The exercise -> Write out all of the lines below verbatim, leaving out any pictures.

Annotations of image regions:
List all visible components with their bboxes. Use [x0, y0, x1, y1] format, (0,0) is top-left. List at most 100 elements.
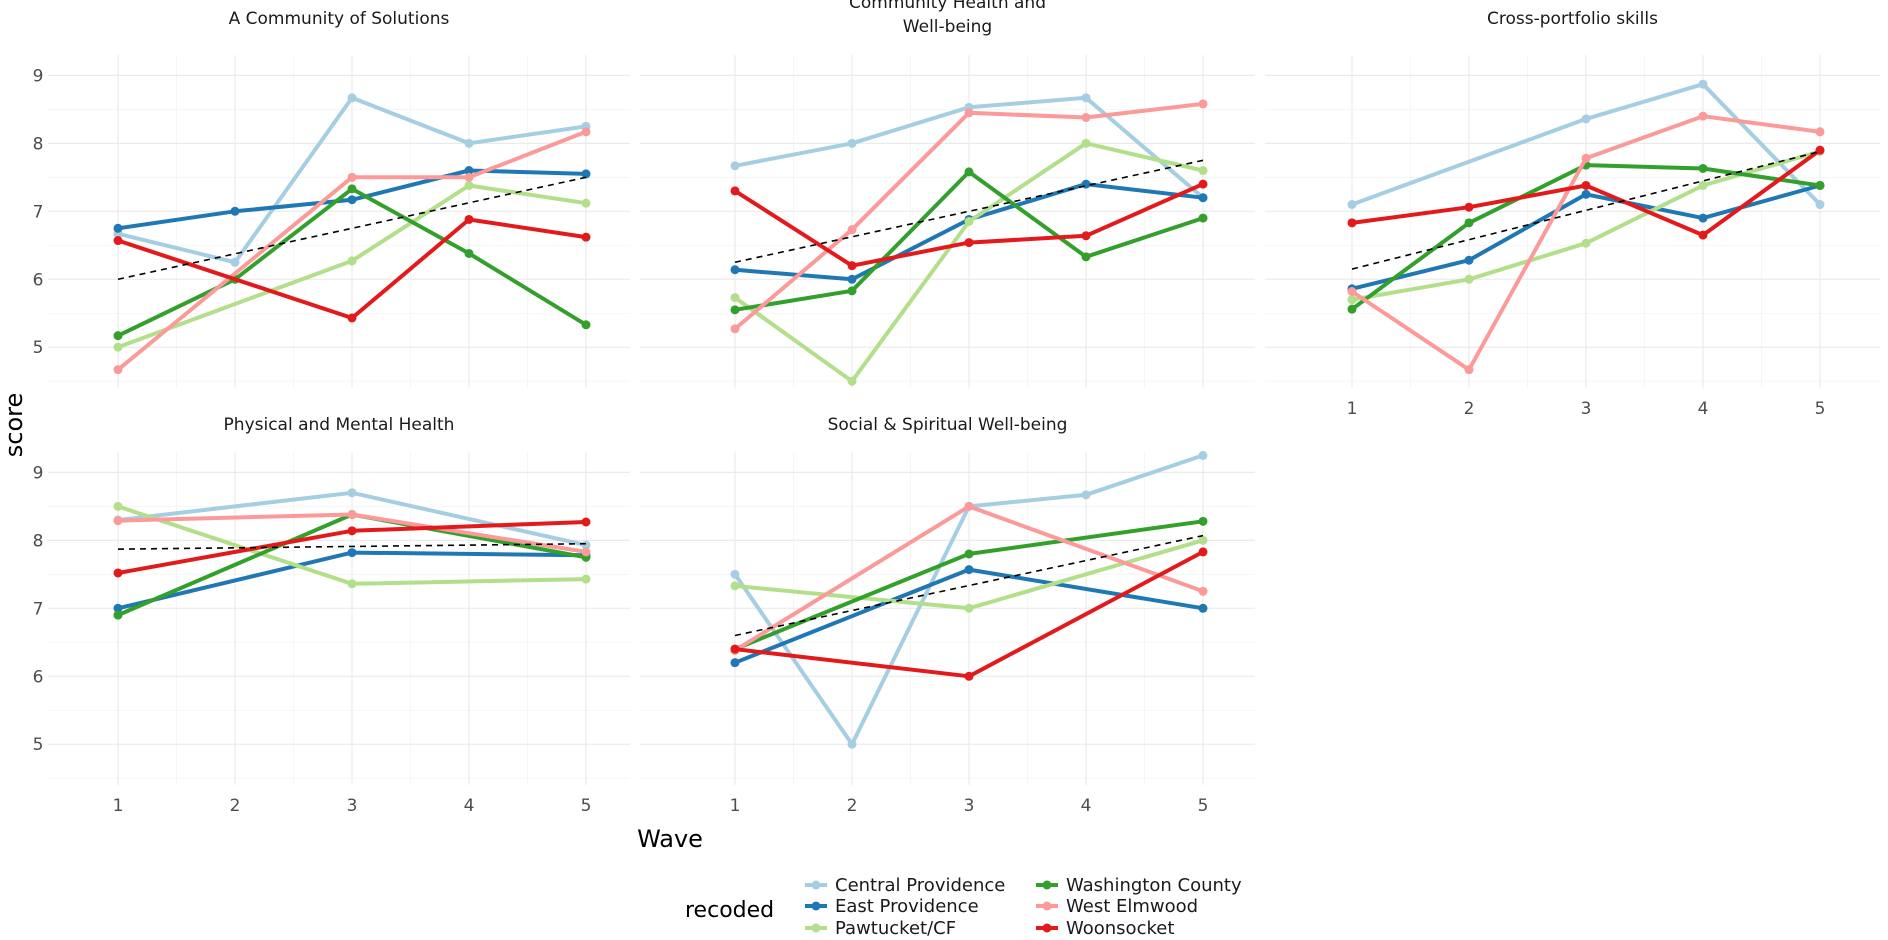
x-tick-label: 5	[1198, 796, 1209, 816]
x-tick-label: 3	[964, 796, 975, 816]
data-point	[847, 274, 857, 284]
data-point	[730, 161, 740, 171]
data-point	[964, 603, 974, 613]
legend-label: Washington County	[1066, 875, 1242, 896]
legend-label: West Elmwood	[1066, 896, 1198, 917]
facet-title: Physical and Mental Health	[224, 415, 455, 435]
x-axis-title: Wave	[637, 825, 703, 853]
y-tick-label: 8	[33, 134, 44, 154]
y-tick-label: 6	[33, 667, 44, 687]
data-point	[1464, 274, 1474, 284]
data-point	[464, 180, 474, 190]
y-axis-title: score	[0, 393, 28, 458]
data-point	[1581, 238, 1591, 248]
data-point	[1464, 202, 1474, 212]
data-point	[730, 324, 740, 334]
data-point	[730, 581, 740, 591]
trend-line	[734, 534, 1204, 637]
data-point	[1581, 153, 1591, 163]
data-point	[113, 501, 123, 511]
data-point	[847, 739, 857, 749]
data-point	[581, 198, 591, 208]
data-point	[1081, 113, 1091, 123]
data-point	[1081, 93, 1091, 103]
data-point	[1815, 145, 1825, 155]
x-tick-label: 4	[1081, 796, 1092, 816]
x-tick-label: 1	[113, 796, 124, 816]
y-tick-label: 9	[33, 463, 44, 483]
y-tick-label: 6	[33, 270, 44, 290]
data-point	[347, 256, 357, 266]
data-point	[1698, 79, 1708, 89]
facet-panel: Social & Spiritual Well-being 1 2 3 4 5	[640, 415, 1255, 816]
x-tick-label: 4	[1698, 399, 1709, 419]
data-point	[1347, 286, 1357, 296]
series-line	[116, 217, 588, 320]
data-point	[464, 248, 474, 258]
y-tick-label: 9	[33, 66, 44, 86]
data-point	[1581, 180, 1591, 190]
x-tick-label: 5	[1815, 399, 1826, 419]
data-point	[730, 186, 740, 196]
data-point	[730, 293, 740, 303]
data-point	[581, 547, 591, 557]
legend-item: East Providence	[805, 896, 979, 917]
data-point	[347, 184, 357, 194]
data-point	[113, 365, 123, 375]
data-point	[1198, 516, 1208, 526]
data-point	[464, 172, 474, 182]
data-point	[113, 223, 123, 233]
data-point	[964, 108, 974, 118]
x-tick-label: 2	[1464, 399, 1475, 419]
x-tick-label: 1	[1347, 399, 1358, 419]
facet-panel: Community Health and Well-being	[640, 0, 1255, 388]
data-point	[1464, 365, 1474, 375]
data-point	[730, 265, 740, 275]
x-tick-label: 3	[347, 796, 358, 816]
data-point	[847, 138, 857, 148]
legend-swatch-point	[811, 901, 821, 911]
data-point	[1198, 166, 1208, 176]
data-point	[1081, 490, 1091, 500]
data-point	[464, 166, 474, 176]
data-point	[1581, 189, 1591, 199]
data-point	[581, 127, 591, 137]
data-point	[113, 331, 123, 341]
x-tick-label: 1	[730, 796, 741, 816]
data-point	[1347, 295, 1357, 305]
data-point	[113, 568, 123, 578]
trend-line	[117, 542, 587, 550]
facet-title: Social & Spiritual Well-being	[828, 415, 1068, 435]
data-point	[847, 286, 857, 296]
facet-title: Well-being	[903, 17, 992, 37]
legend-swatch-point	[811, 923, 821, 933]
facet-panels: A Community of Solutions 5 6 7 8 9 Community H…	[33, 0, 1880, 816]
data-point	[1698, 180, 1708, 190]
data-point	[847, 225, 857, 235]
data-point	[113, 236, 123, 246]
data-point	[347, 526, 357, 536]
data-point	[347, 548, 357, 558]
y-tick-label: 5	[33, 338, 44, 358]
trend-line	[117, 176, 587, 281]
legend-label: Pawtucket/CF	[835, 918, 956, 939]
data-point	[347, 93, 357, 103]
data-point	[113, 342, 123, 352]
data-point	[347, 172, 357, 182]
facet-panel: Cross-portfolio skills 1 2 3 4 5	[1265, 9, 1880, 419]
data-point	[347, 579, 357, 589]
y-tick-label: 5	[33, 735, 44, 755]
data-point	[1698, 163, 1708, 173]
data-point	[581, 232, 591, 242]
series-line	[1350, 82, 1822, 207]
data-point	[1198, 603, 1208, 613]
data-point	[581, 574, 591, 584]
legend-item: Pawtucket/CF	[805, 918, 956, 939]
data-point	[1081, 231, 1091, 241]
legend-label: Central Providence	[835, 875, 1005, 896]
data-point	[1815, 180, 1825, 190]
trend-line	[734, 159, 1204, 264]
y-tick-label: 7	[33, 202, 44, 222]
x-tick-label: 3	[1581, 399, 1592, 419]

The answer ->
List all visible components with their bboxes. Use [x0, y0, x1, y1] format, (0,0) is top-left. List at most 100 elements.
x-tick-label: 5	[1198, 796, 1209, 816]
x-tick-label: 3	[964, 796, 975, 816]
data-point	[847, 274, 857, 284]
data-point	[730, 161, 740, 171]
data-point	[964, 603, 974, 613]
legend-label: Washington County	[1066, 875, 1242, 896]
legend-label: West Elmwood	[1066, 896, 1198, 917]
facet-title: Physical and Mental Health	[224, 415, 455, 435]
x-axis-title: Wave	[637, 825, 703, 853]
y-tick-label: 8	[33, 134, 44, 154]
y-tick-label: 6	[33, 667, 44, 687]
data-point	[1464, 274, 1474, 284]
data-point	[464, 180, 474, 190]
y-axis-title: score	[0, 393, 28, 458]
data-point	[1581, 238, 1591, 248]
data-point	[1464, 202, 1474, 212]
data-point	[730, 324, 740, 334]
data-point	[730, 581, 740, 591]
trend-line	[734, 534, 1204, 637]
data-point	[1581, 153, 1591, 163]
data-point	[113, 501, 123, 511]
data-point	[847, 739, 857, 749]
data-point	[581, 198, 591, 208]
data-point	[1081, 113, 1091, 123]
data-point	[1081, 93, 1091, 103]
data-point	[1815, 145, 1825, 155]
x-tick-label: 4	[1081, 796, 1092, 816]
x-tick-label: 1	[113, 796, 124, 816]
y-tick-label: 9	[33, 463, 44, 483]
y-tick-label: 6	[33, 270, 44, 290]
data-point	[347, 256, 357, 266]
data-point	[1698, 79, 1708, 89]
facet-panel: Social & Spiritual Well-being 1 2 3 4 5	[640, 415, 1255, 816]
x-tick-label: 4	[1698, 399, 1709, 419]
data-point	[1347, 286, 1357, 296]
series-line	[116, 217, 588, 320]
data-point	[464, 248, 474, 258]
y-tick-label: 9	[33, 66, 44, 86]
data-point	[1581, 180, 1591, 190]
x-tick-label: 5	[1815, 399, 1826, 419]
data-point	[730, 186, 740, 196]
data-point	[730, 293, 740, 303]
data-point	[581, 547, 591, 557]
legend-item: East Providence	[805, 896, 979, 917]
data-point	[347, 184, 357, 194]
data-point	[113, 365, 123, 375]
data-point	[1198, 516, 1208, 526]
data-point	[464, 172, 474, 182]
data-point	[113, 223, 123, 233]
data-point	[964, 108, 974, 118]
x-tick-label: 2	[1464, 399, 1475, 419]
x-tick-label: 1	[1347, 399, 1358, 419]
facet-panel: Community Health and Well-being	[640, 0, 1255, 388]
data-point	[1464, 365, 1474, 375]
data-point	[730, 265, 740, 275]
x-tick-label: 3	[347, 796, 358, 816]
data-point	[847, 138, 857, 148]
legend-swatch-point	[811, 901, 821, 911]
data-point	[1198, 166, 1208, 176]
data-point	[1081, 490, 1091, 500]
data-point	[464, 166, 474, 176]
data-point	[1581, 189, 1591, 199]
data-point	[581, 127, 591, 137]
data-point	[113, 331, 123, 341]
x-tick-label: 1	[730, 796, 741, 816]
data-point	[1347, 295, 1357, 305]
data-point	[113, 568, 123, 578]
trend-line	[117, 542, 587, 550]
facet-title: Social & Spiritual Well-being	[828, 415, 1068, 435]
data-point	[847, 286, 857, 296]
facet-title: Well-being	[903, 17, 992, 37]
legend-swatch-point	[811, 923, 821, 933]
facet-panels: A Community of Solutions 5 6 7 8 9 Community H…	[33, 0, 1880, 816]
data-point	[1698, 180, 1708, 190]
data-point	[847, 225, 857, 235]
data-point	[113, 236, 123, 246]
data-point	[347, 526, 357, 536]
data-point	[347, 548, 357, 558]
y-tick-label: 5	[33, 338, 44, 358]
trend-line	[117, 176, 587, 281]
legend-label: Pawtucket/CF	[835, 918, 956, 939]
data-point	[347, 93, 357, 103]
data-point	[113, 342, 123, 352]
data-point	[347, 172, 357, 182]
facet-panel: Cross-portfolio skills 1 2 3 4 5	[1265, 9, 1880, 419]
data-point	[347, 579, 357, 589]
y-tick-label: 5	[33, 735, 44, 755]
data-point	[1698, 163, 1708, 173]
data-point	[581, 232, 591, 242]
series-line	[1350, 82, 1822, 207]
data-point	[1198, 603, 1208, 613]
data-point	[581, 574, 591, 584]
legend-item: Pawtucket/CF	[805, 918, 956, 939]
data-point	[1081, 231, 1091, 241]
legend-label: Central Providence	[835, 875, 1005, 896]
data-point	[1815, 180, 1825, 190]
trend-line	[734, 159, 1204, 264]
y-tick-label: 7	[33, 202, 44, 222]
x-tick-label: 3	[1581, 399, 1592, 419]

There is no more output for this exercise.